** START OF Supplied material **

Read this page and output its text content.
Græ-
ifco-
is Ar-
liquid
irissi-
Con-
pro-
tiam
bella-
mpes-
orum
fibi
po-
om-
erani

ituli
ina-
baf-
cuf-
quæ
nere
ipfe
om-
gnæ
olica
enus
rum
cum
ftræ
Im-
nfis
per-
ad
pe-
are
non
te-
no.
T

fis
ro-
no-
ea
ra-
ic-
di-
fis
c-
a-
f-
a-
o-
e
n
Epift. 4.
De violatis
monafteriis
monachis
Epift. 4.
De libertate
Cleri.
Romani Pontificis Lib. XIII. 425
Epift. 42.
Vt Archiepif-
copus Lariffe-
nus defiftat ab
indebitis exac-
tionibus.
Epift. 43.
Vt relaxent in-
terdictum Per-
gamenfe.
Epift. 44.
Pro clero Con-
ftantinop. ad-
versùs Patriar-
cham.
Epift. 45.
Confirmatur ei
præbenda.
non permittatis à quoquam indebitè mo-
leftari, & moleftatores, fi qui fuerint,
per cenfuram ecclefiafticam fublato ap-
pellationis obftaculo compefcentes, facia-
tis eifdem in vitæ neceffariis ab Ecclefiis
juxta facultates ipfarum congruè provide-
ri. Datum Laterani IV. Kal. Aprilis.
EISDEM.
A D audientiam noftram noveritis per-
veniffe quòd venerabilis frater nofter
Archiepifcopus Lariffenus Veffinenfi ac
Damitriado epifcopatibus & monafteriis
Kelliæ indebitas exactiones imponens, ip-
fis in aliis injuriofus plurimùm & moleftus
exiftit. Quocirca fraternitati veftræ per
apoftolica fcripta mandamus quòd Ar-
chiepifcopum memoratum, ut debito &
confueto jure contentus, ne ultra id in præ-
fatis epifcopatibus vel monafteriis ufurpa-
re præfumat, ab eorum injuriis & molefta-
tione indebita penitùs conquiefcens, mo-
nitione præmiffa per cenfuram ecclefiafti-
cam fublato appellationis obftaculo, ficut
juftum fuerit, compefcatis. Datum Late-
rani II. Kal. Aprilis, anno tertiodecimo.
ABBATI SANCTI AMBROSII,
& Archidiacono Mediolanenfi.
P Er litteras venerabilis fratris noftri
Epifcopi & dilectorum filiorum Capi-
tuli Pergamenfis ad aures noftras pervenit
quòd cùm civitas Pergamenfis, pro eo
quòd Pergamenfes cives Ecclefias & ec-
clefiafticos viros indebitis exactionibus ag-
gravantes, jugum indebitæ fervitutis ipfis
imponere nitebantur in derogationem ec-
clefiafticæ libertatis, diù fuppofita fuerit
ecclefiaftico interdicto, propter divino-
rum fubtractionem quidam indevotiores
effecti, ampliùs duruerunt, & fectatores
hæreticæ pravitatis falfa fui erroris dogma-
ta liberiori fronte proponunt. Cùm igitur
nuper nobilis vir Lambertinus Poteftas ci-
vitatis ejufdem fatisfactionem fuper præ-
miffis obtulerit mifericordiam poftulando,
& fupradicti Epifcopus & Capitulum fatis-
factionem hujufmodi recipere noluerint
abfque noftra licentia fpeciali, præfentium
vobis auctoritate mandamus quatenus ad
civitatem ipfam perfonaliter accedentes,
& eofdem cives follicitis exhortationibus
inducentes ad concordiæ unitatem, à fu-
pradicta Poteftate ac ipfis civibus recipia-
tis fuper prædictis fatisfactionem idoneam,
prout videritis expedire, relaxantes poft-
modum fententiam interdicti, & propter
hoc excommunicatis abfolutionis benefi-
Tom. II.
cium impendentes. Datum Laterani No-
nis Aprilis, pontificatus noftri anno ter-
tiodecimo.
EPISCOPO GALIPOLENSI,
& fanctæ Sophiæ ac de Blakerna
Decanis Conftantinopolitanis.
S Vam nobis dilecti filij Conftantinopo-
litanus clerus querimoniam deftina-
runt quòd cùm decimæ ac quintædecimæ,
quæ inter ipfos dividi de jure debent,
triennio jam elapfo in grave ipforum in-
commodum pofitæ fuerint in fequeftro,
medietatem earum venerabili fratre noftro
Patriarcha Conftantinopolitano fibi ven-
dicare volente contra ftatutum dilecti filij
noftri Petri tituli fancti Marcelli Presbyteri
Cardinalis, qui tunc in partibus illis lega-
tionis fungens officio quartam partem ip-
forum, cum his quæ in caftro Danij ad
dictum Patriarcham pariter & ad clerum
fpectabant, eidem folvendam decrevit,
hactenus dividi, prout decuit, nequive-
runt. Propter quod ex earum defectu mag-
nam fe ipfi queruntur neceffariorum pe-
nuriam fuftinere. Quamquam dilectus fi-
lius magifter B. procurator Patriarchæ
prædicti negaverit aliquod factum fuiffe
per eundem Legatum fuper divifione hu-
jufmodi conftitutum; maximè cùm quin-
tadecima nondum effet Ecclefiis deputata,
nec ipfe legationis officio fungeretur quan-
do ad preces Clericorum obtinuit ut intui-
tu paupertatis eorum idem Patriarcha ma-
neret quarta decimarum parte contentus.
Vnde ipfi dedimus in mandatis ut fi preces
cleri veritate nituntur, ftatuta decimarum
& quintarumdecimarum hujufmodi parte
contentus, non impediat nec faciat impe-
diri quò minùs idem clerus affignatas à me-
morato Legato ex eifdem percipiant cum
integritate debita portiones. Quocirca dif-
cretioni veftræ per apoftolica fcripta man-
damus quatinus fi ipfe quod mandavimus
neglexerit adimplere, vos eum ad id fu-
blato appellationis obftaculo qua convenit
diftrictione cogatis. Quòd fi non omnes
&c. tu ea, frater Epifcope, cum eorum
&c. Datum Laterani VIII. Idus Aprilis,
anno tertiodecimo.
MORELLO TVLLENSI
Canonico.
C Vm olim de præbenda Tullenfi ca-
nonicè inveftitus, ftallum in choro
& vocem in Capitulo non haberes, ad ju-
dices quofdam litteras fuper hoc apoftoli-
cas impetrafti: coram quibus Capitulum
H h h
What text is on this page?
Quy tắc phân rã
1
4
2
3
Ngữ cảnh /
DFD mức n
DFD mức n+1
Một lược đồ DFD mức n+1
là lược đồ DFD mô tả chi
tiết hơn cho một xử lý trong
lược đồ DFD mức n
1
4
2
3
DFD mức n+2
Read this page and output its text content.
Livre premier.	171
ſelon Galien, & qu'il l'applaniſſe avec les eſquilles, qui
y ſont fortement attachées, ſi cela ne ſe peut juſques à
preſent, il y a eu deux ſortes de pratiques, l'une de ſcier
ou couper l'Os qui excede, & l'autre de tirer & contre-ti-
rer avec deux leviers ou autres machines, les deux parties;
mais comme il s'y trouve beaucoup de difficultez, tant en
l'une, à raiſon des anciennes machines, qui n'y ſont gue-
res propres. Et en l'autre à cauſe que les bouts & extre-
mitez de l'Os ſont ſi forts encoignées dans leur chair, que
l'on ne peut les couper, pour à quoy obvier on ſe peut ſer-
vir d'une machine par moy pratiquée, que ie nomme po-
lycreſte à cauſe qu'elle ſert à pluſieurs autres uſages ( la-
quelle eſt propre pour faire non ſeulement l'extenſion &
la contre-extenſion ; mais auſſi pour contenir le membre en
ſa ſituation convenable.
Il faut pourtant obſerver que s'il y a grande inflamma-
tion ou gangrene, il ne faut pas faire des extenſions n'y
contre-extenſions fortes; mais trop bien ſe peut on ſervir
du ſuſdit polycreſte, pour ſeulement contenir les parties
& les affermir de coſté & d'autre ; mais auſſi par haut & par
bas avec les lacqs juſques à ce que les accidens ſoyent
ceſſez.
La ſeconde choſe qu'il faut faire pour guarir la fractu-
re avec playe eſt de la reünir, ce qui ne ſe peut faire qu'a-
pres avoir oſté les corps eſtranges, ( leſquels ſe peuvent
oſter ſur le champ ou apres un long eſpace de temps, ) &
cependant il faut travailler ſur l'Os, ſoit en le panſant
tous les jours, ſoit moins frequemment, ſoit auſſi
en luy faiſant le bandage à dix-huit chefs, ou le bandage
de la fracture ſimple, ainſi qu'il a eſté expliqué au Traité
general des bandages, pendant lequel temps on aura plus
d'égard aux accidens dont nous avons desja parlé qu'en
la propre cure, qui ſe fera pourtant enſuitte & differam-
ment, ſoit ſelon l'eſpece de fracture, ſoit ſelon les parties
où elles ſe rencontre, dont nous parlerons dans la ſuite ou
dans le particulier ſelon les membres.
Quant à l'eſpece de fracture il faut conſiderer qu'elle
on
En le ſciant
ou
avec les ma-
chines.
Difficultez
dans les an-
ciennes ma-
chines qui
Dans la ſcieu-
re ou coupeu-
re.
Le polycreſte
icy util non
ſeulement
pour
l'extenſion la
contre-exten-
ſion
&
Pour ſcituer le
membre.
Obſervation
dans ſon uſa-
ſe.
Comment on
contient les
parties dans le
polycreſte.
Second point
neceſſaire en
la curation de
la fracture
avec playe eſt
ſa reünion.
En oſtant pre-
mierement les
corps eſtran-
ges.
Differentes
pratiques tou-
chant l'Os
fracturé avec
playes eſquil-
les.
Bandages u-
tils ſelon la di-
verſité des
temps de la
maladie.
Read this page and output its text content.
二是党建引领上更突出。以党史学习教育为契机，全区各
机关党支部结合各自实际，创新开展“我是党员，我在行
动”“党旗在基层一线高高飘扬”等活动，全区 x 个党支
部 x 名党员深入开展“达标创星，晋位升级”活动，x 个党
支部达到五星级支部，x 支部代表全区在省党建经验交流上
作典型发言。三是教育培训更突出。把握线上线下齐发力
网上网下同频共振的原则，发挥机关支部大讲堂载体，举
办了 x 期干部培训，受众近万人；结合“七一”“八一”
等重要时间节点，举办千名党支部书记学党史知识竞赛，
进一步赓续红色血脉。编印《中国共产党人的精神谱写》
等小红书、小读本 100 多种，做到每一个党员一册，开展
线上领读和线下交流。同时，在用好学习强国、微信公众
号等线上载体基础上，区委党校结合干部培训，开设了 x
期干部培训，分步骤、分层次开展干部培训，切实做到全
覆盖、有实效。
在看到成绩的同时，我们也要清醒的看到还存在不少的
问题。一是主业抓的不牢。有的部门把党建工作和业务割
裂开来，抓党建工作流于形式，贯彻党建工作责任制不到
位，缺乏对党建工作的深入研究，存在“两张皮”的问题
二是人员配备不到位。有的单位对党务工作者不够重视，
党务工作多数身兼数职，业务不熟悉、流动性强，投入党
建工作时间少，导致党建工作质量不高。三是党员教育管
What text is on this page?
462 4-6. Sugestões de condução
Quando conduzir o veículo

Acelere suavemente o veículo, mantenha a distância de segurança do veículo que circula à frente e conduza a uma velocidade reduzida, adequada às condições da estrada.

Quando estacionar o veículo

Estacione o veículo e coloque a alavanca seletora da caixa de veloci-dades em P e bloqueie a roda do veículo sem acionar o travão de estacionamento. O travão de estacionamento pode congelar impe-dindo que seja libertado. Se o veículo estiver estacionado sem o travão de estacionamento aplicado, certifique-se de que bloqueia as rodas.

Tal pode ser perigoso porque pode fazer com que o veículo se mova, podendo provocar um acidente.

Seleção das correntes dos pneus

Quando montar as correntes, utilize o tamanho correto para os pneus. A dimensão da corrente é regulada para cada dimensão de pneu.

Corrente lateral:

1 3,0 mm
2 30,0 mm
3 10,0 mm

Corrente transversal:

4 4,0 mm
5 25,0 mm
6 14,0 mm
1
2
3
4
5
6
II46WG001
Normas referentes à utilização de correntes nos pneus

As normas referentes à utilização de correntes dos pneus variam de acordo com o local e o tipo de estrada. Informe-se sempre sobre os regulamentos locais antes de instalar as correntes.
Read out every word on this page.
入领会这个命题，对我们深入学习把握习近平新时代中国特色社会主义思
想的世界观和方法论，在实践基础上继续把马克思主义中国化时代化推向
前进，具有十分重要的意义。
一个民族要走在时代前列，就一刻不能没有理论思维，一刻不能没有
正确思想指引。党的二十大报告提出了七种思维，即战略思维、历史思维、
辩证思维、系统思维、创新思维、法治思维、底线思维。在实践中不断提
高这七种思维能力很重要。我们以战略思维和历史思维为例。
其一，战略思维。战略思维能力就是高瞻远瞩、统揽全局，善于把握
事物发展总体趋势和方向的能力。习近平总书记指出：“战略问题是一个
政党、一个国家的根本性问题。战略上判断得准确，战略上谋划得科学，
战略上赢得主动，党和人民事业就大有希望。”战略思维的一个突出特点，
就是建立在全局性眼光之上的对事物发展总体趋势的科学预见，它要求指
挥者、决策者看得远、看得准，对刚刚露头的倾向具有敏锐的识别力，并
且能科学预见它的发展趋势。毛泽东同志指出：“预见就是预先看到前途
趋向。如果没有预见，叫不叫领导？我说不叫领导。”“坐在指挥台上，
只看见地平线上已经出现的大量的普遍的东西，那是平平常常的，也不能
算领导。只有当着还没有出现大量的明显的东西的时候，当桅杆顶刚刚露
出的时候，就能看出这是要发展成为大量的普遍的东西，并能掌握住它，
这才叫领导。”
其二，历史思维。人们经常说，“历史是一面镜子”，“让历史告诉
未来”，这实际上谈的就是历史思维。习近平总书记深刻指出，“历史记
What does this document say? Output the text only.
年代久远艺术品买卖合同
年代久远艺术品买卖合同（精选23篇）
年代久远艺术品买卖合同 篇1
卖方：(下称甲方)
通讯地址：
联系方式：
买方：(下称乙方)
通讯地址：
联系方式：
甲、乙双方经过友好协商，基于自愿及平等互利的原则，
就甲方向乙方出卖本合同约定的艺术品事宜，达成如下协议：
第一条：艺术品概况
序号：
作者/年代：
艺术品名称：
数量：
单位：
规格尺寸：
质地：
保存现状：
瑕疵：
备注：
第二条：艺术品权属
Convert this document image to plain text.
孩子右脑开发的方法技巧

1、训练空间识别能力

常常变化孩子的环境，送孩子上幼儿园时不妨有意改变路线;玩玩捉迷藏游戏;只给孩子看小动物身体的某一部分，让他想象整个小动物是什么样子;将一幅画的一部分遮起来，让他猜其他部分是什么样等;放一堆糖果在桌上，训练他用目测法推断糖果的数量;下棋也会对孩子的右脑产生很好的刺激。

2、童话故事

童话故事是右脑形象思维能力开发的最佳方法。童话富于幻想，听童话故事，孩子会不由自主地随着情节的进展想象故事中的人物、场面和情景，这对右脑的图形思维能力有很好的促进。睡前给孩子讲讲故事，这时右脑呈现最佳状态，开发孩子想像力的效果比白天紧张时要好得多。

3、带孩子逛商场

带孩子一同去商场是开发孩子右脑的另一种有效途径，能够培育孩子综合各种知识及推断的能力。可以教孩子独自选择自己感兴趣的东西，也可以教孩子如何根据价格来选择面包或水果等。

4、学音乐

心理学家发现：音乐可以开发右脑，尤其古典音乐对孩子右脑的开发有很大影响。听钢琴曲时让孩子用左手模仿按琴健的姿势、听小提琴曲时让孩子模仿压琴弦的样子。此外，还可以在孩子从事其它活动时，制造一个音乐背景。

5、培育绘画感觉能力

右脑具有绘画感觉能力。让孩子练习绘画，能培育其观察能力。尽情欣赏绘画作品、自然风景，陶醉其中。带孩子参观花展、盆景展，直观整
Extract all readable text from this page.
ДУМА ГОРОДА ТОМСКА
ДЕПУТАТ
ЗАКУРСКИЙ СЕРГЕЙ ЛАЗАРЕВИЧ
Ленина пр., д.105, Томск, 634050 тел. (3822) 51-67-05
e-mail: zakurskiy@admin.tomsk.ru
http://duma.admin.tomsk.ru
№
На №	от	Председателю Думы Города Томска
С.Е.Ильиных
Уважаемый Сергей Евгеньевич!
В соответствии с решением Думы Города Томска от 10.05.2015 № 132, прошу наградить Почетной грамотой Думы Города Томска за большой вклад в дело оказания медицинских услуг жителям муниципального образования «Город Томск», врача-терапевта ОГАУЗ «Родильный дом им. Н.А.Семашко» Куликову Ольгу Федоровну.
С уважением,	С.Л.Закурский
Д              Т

** END OF Supplied material **

Select, from the listing, all lines that include the word "cauſe".

■ **Task output**
res propres. Et en l'autre à cauſe que les bouts & extre-
lycreſte à cauſe qu'elle ſert à pluſieurs autres uſages ( la-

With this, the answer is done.